──────── Given data

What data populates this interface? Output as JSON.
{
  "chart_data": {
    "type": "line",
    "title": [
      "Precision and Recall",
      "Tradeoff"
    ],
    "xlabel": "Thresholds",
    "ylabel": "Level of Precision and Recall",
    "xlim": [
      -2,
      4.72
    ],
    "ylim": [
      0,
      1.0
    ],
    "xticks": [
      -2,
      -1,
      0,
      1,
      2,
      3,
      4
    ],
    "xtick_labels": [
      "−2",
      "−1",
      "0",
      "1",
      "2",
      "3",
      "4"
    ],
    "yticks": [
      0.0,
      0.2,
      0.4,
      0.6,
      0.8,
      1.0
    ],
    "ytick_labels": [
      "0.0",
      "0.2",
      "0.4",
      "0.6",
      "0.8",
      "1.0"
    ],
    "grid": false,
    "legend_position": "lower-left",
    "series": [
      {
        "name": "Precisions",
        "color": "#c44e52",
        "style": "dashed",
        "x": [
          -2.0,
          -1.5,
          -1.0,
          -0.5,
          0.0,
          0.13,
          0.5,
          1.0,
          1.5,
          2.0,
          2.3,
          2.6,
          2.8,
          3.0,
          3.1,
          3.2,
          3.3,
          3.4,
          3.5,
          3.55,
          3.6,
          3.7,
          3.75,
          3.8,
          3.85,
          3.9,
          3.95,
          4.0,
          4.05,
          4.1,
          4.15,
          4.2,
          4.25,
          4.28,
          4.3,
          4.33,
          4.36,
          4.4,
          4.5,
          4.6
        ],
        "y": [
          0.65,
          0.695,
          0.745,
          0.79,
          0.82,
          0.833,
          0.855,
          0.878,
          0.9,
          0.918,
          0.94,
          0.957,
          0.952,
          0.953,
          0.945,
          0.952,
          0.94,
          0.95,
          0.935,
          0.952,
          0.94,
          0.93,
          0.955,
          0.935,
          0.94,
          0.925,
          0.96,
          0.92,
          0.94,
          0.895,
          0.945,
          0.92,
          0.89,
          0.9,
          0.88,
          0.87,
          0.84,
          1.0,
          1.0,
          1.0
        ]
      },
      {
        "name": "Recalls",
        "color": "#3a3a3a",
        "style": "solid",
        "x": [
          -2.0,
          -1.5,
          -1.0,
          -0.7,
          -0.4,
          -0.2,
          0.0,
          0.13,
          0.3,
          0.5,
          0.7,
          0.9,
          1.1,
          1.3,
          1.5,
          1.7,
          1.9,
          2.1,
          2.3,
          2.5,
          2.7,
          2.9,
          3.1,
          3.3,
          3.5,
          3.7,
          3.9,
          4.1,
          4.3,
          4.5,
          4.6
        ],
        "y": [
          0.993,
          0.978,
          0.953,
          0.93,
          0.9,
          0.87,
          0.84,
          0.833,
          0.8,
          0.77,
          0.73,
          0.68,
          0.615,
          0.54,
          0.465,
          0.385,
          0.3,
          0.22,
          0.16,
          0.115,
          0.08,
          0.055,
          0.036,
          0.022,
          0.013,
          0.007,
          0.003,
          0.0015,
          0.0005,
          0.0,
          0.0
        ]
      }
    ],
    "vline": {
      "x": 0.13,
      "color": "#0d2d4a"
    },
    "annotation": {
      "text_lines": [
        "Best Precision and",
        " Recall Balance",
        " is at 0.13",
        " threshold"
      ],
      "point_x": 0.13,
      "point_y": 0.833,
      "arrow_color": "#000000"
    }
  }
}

────────────────

### [Exercise directions]
Each record must be returned exactly as it is written.

### [Reply]
What data populates this interface? Output as JSON.
{
  "chart_data": {
    "type": "line",
    "title": [
      "Precision and Recall",
      "Tradeoff"
    ],
    "xlabel": "Thresholds",
    "ylabel": "Level of Precision and Recall",
    "xlim": [
      -2,
      4.72
    ],
    "ylim": [
      0,
      1.0
    ],
    "xticks": [
      -2,
      -1,
      0,
      1,
      2,
      3,
      4
    ],
    "xtick_labels": [
      "−2",
      "−1",
      "0",
      "1",
      "2",
      "3",
      "4"
    ],
    "yticks": [
      0.0,
      0.2,
      0.4,
      0.6,
      0.8,
      1.0
    ],
    "ytick_labels": [
      "0.0",
      "0.2",
      "0.4",
      "0.6",
      "0.8",
      "1.0"
    ],
    "grid": false,
    "legend_position": "lower-left",
    "series": [
      {
        "name": "Precisions",
        "color": "#c44e52",
        "style": "dashed",
        "x": [
          -2.0,
          -1.5,
          -1.0,
          -0.5,
          0.0,
          0.13,
          0.5,
          1.0,
          1.5,
          2.0,
          2.3,
          2.6,
          2.8,
          3.0,
          3.1,
          3.2,
          3.3,
          3.4,
          3.5,
          3.55,
          3.6,
          3.7,
          3.75,
          3.8,
          3.85,
          3.9,
          3.95,
          4.0,
          4.05,
          4.1,
          4.15,
          4.2,
          4.25,
          4.28,
          4.3,
          4.33,
          4.36,
          4.4,
          4.5,
          4.6
        ],
        "y": [
          0.65,
          0.695,
          0.745,
          0.79,
          0.82,
          0.833,
          0.855,
          0.878,
          0.9,
          0.918,
          0.94,
          0.957,
          0.952,
          0.953,
          0.945,
          0.952,
          0.94,
          0.95,
          0.935,
          0.952,
          0.94,
          0.93,
          0.955,
          0.935,
          0.94,
          0.925,
          0.96,
          0.92,
          0.94,
          0.895,
          0.945,
          0.92,
          0.89,
          0.9,
          0.88,
          0.87,
          0.84,
          1.0,
          1.0,
          1.0
        ]
      },
      {
        "name": "Recalls",
        "color": "#3a3a3a",
        "style": "solid",
        "x": [
          -2.0,
          -1.5,
          -1.0,
          -0.7,
          -0.4,
          -0.2,
          0.0,
          0.13,
          0.3,
          0.5,
          0.7,
          0.9,
          1.1,
          1.3,
          1.5,
          1.7,
          1.9,
          2.1,
          2.3,
          2.5,
          2.7,
          2.9,
          3.1,
          3.3,
          3.5,
          3.7,
          3.9,
          4.1,
          4.3,
          4.5,
          4.6
        ],
        "y": [
          0.993,
          0.978,
          0.953,
          0.93,
          0.9,
          0.87,
          0.84,
          0.833,
          0.8,
          0.77,
          0.73,
          0.68,
          0.615,
          0.54,
          0.465,
          0.385,
          0.3,
          0.22,
          0.16,
          0.115,
          0.08,
          0.055,
          0.036,
          0.022,
          0.013,
          0.007,
          0.003,
          0.0015,
          0.0005,
          0.0,
          0.0
        ]
      }
    ],
    "vline": {
      "x": 0.13,
      "color": "#0d2d4a"
    },
    "annotation": {
      "text_lines": [
        "Best Precision and",
        " Recall Balance",
        " is at 0.13",
        " threshold"
      ],
      "point_x": 0.13,
      "point_y": 0.833,
      "arrow_color": "#000000"
    }
  }
}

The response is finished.